**What you should do**
Could you print all the entries exactly?

**Records supplied**

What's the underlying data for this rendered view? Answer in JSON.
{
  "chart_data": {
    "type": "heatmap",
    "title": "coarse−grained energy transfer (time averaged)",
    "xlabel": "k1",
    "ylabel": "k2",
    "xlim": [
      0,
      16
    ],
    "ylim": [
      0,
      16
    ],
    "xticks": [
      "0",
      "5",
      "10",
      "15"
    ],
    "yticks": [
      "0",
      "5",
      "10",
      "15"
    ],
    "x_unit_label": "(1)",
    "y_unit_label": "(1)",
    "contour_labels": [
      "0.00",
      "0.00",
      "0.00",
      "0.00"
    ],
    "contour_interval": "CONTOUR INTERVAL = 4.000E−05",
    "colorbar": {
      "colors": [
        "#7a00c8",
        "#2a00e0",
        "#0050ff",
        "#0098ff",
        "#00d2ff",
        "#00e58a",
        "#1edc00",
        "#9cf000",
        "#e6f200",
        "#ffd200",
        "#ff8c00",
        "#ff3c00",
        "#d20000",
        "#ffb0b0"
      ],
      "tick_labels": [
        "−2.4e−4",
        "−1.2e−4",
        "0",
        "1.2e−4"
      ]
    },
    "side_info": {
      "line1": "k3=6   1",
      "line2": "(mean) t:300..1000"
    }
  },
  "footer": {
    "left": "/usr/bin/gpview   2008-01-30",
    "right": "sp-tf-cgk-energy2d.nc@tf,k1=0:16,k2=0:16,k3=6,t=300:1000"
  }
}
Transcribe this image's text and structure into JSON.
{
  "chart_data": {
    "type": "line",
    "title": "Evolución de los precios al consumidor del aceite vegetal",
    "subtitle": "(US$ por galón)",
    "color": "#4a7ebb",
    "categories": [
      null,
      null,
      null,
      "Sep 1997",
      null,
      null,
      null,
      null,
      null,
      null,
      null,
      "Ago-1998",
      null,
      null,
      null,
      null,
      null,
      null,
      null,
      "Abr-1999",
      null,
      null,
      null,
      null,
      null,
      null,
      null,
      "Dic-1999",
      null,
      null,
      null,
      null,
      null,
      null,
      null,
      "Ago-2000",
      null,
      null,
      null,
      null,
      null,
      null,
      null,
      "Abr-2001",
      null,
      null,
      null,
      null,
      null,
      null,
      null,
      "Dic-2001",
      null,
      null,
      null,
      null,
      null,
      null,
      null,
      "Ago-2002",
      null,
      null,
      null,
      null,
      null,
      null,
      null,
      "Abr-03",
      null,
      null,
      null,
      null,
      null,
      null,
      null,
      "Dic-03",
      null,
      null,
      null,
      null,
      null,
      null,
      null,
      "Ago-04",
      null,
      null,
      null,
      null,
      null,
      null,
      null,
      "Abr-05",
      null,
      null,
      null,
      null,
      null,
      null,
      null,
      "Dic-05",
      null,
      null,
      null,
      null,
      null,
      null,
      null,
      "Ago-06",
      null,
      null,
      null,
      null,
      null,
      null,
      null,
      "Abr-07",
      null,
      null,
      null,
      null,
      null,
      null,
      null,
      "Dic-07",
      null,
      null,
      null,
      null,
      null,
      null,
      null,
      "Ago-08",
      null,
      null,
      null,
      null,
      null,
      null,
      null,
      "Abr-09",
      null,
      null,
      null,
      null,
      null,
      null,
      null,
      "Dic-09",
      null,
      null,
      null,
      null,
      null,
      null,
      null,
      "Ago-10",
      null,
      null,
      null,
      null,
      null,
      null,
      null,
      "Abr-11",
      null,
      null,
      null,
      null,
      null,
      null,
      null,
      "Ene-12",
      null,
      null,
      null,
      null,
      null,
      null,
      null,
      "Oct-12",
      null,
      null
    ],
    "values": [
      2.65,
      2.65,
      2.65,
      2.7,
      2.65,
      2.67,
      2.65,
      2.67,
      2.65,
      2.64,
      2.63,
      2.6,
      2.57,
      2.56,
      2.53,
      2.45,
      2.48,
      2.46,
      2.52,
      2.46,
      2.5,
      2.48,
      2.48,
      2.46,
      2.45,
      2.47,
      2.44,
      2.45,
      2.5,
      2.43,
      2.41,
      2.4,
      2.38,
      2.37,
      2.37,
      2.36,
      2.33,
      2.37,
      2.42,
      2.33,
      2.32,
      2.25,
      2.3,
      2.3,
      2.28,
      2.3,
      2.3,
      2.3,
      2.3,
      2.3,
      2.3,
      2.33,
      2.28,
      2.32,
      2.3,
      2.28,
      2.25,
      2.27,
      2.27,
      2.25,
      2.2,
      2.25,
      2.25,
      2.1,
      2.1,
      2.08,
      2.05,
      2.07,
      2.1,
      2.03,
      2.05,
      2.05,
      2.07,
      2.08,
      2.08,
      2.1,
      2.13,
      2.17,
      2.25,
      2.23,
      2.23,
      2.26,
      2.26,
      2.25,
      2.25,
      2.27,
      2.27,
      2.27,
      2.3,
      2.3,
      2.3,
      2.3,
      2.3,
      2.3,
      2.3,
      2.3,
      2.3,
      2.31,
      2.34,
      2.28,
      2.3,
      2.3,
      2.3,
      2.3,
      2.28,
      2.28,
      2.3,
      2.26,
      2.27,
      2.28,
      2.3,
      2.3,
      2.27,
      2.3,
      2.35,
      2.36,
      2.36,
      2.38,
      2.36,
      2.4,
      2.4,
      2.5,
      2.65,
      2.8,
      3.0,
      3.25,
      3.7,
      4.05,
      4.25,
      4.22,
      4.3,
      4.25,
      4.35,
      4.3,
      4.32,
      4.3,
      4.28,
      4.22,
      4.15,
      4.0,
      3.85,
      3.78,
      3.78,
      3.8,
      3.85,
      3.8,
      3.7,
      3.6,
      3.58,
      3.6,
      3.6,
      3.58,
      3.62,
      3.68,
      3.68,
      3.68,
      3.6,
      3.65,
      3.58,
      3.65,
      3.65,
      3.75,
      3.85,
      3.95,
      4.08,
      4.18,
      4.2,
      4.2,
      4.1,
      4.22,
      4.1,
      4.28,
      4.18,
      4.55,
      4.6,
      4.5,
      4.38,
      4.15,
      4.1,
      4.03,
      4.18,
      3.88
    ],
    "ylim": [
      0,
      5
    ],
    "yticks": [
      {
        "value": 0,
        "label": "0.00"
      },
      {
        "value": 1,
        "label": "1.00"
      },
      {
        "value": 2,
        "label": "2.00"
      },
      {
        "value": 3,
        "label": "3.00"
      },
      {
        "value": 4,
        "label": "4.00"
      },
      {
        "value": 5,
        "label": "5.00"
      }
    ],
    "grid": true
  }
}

**The output**
What's the underlying data for this rendered view? Answer in JSON.
{
  "chart_data": {
    "type": "heatmap",
    "title": "coarse−grained energy transfer (time averaged)",
    "xlabel": "k1",
    "ylabel": "k2",
    "xlim": [
      0,
      16
    ],
    "ylim": [
      0,
      16
    ],
    "xticks": [
      "0",
      "5",
      "10",
      "15"
    ],
    "yticks": [
      "0",
      "5",
      "10",
      "15"
    ],
    "x_unit_label": "(1)",
    "y_unit_label": "(1)",
    "contour_labels": [
      "0.00",
      "0.00",
      "0.00",
      "0.00"
    ],
    "contour_interval": "CONTOUR INTERVAL = 4.000E−05",
    "colorbar": {
      "colors": [
        "#7a00c8",
        "#2a00e0",
        "#0050ff",
        "#0098ff",
        "#00d2ff",
        "#00e58a",
        "#1edc00",
        "#9cf000",
        "#e6f200",
        "#ffd200",
        "#ff8c00",
        "#ff3c00",
        "#d20000",
        "#ffb0b0"
      ],
      "tick_labels": [
        "−2.4e−4",
        "−1.2e−4",
        "0",
        "1.2e−4"
      ]
    },
    "side_info": {
      "line1": "k3=6   1",
      "line2": "(mean) t:300..1000"
    }
  },
  "footer": {
    "left": "/usr/bin/gpview   2008-01-30",
    "right": "sp-tf-cgk-energy2d.nc@tf,k1=0:16,k2=0:16,k3=6,t=300:1000"
  }
}
Transcribe this image's text and structure into JSON.
{
  "chart_data": {
    "type": "line",
    "title": "Evolución de los precios al consumidor del aceite vegetal",
    "subtitle": "(US$ por galón)",
    "color": "#4a7ebb",
    "categories": [
      null,
      null,
      null,
      "Sep 1997",
      null,
      null,
      null,
      null,
      null,
      null,
      null,
      "Ago-1998",
      null,
      null,
      null,
      null,
      null,
      null,
      null,
      "Abr-1999",
      null,
      null,
      null,
      null,
      null,
      null,
      null,
      "Dic-1999",
      null,
      null,
      null,
      null,
      null,
      null,
      null,
      "Ago-2000",
      null,
      null,
      null,
      null,
      null,
      null,
      null,
      "Abr-2001",
      null,
      null,
      null,
      null,
      null,
      null,
      null,
      "Dic-2001",
      null,
      null,
      null,
      null,
      null,
      null,
      null,
      "Ago-2002",
      null,
      null,
      null,
      null,
      null,
      null,
      null,
      "Abr-03",
      null,
      null,
      null,
      null,
      null,
      null,
      null,
      "Dic-03",
      null,
      null,
      null,
      null,
      null,
      null,
      null,
      "Ago-04",
      null,
      null,
      null,
      null,
      null,
      null,
      null,
      "Abr-05",
      null,
      null,
      null,
      null,
      null,
      null,
      null,
      "Dic-05",
      null,
      null,
      null,
      null,
      null,
      null,
      null,
      "Ago-06",
      null,
      null,
      null,
      null,
      null,
      null,
      null,
      "Abr-07",
      null,
      null,
      null,
      null,
      null,
      null,
      null,
      "Dic-07",
      null,
      null,
      null,
      null,
      null,
      null,
      null,
      "Ago-08",
      null,
      null,
      null,
      null,
      null,
      null,
      null,
      "Abr-09",
      null,
      null,
      null,
      null,
      null,
      null,
      null,
      "Dic-09",
      null,
      null,
      null,
      null,
      null,
      null,
      null,
      "Ago-10",
      null,
      null,
      null,
      null,
      null,
      null,
      null,
      "Abr-11",
      null,
      null,
      null,
      null,
      null,
      null,
      null,
      "Ene-12",
      null,
      null,
      null,
      null,
      null,
      null,
      null,
      "Oct-12",
      null,
      null
    ],
    "values": [
      2.65,
      2.65,
      2.65,
      2.7,
      2.65,
      2.67,
      2.65,
      2.67,
      2.65,
      2.64,
      2.63,
      2.6,
      2.57,
      2.56,
      2.53,
      2.45,
      2.48,
      2.46,
      2.52,
      2.46,
      2.5,
      2.48,
      2.48,
      2.46,
      2.45,
      2.47,
      2.44,
      2.45,
      2.5,
      2.43,
      2.41,
      2.4,
      2.38,
      2.37,
      2.37,
      2.36,
      2.33,
      2.37,
      2.42,
      2.33,
      2.32,
      2.25,
      2.3,
      2.3,
      2.28,
      2.3,
      2.3,
      2.3,
      2.3,
      2.3,
      2.3,
      2.33,
      2.28,
      2.32,
      2.3,
      2.28,
      2.25,
      2.27,
      2.27,
      2.25,
      2.2,
      2.25,
      2.25,
      2.1,
      2.1,
      2.08,
      2.05,
      2.07,
      2.1,
      2.03,
      2.05,
      2.05,
      2.07,
      2.08,
      2.08,
      2.1,
      2.13,
      2.17,
      2.25,
      2.23,
      2.23,
      2.26,
      2.26,
      2.25,
      2.25,
      2.27,
      2.27,
      2.27,
      2.3,
      2.3,
      2.3,
      2.3,
      2.3,
      2.3,
      2.3,
      2.3,
      2.3,
      2.31,
      2.34,
      2.28,
      2.3,
      2.3,
      2.3,
      2.3,
      2.28,
      2.28,
      2.3,
      2.26,
      2.27,
      2.28,
      2.3,
      2.3,
      2.27,
      2.3,
      2.35,
      2.36,
      2.36,
      2.38,
      2.36,
      2.4,
      2.4,
      2.5,
      2.65,
      2.8,
      3.0,
      3.25,
      3.7,
      4.05,
      4.25,
      4.22,
      4.3,
      4.25,
      4.35,
      4.3,
      4.32,
      4.3,
      4.28,
      4.22,
      4.15,
      4.0,
      3.85,
      3.78,
      3.78,
      3.8,
      3.85,
      3.8,
      3.7,
      3.6,
      3.58,
      3.6,
      3.6,
      3.58,
      3.62,
      3.68,
      3.68,
      3.68,
      3.6,
      3.65,
      3.58,
      3.65,
      3.65,
      3.75,
      3.85,
      3.95,
      4.08,
      4.18,
      4.2,
      4.2,
      4.1,
      4.22,
      4.1,
      4.28,
      4.18,
      4.55,
      4.6,
      4.5,
      4.38,
      4.15,
      4.1,
      4.03,
      4.18,
      3.88
    ],
    "ylim": [
      0,
      5
    ],
    "yticks": [
      {
        "value": 0,
        "label": "0.00"
      },
      {
        "value": 1,
        "label": "1.00"
      },
      {
        "value": 2,
        "label": "2.00"
      },
      {
        "value": 3,
        "label": "3.00"
      },
      {
        "value": 4,
        "label": "4.00"
      },
      {
        "value": 5,
        "label": "5.00"
      }
    ],
    "grid": true
  }
}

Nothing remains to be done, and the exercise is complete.